━━ TASK INPUTS ━━
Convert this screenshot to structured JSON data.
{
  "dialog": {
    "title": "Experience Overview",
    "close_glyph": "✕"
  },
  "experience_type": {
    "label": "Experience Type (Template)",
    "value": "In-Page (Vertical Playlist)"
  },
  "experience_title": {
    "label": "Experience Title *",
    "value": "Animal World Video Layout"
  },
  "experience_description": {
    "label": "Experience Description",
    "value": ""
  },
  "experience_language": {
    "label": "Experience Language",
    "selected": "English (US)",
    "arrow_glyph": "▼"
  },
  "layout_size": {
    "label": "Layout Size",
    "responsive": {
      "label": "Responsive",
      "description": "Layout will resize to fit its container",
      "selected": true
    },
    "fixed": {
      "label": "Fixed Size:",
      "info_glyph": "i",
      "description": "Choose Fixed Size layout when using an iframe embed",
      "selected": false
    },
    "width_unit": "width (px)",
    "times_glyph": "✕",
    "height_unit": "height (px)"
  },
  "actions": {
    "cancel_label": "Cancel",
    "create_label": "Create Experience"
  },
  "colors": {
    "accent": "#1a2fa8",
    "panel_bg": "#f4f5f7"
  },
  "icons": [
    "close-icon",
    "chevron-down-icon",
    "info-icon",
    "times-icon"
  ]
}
━━━
WHAT YOU NEED TO DO: Recopy all the lines exactly as they appear.

EXERCISE SOLUTION:
Convert this screenshot to structured JSON data.
{
  "dialog": {
    "title": "Experience Overview",
    "close_glyph": "✕"
  },
  "experience_type": {
    "label": "Experience Type (Template)",
    "value": "In-Page (Vertical Playlist)"
  },
  "experience_title": {
    "label": "Experience Title *",
    "value": "Animal World Video Layout"
  },
  "experience_description": {
    "label": "Experience Description",
    "value": ""
  },
  "experience_language": {
    "label": "Experience Language",
    "selected": "English (US)",
    "arrow_glyph": "▼"
  },
  "layout_size": {
    "label": "Layout Size",
    "responsive": {
      "label": "Responsive",
      "description": "Layout will resize to fit its container",
      "selected": true
    },
    "fixed": {
      "label": "Fixed Size:",
      "info_glyph": "i",
      "description": "Choose Fixed Size layout when using an iframe embed",
      "selected": false
    },
    "width_unit": "width (px)",
    "times_glyph": "✕",
    "height_unit": "height (px)"
  },
  "actions": {
    "cancel_label": "Cancel",
    "create_label": "Create Experience"
  },
  "colors": {
    "accent": "#1a2fa8",
    "panel_bg": "#f4f5f7"
  },
  "icons": [
    "close-icon",
    "chevron-down-icon",
    "info-icon",
    "times-icon"
  ]
}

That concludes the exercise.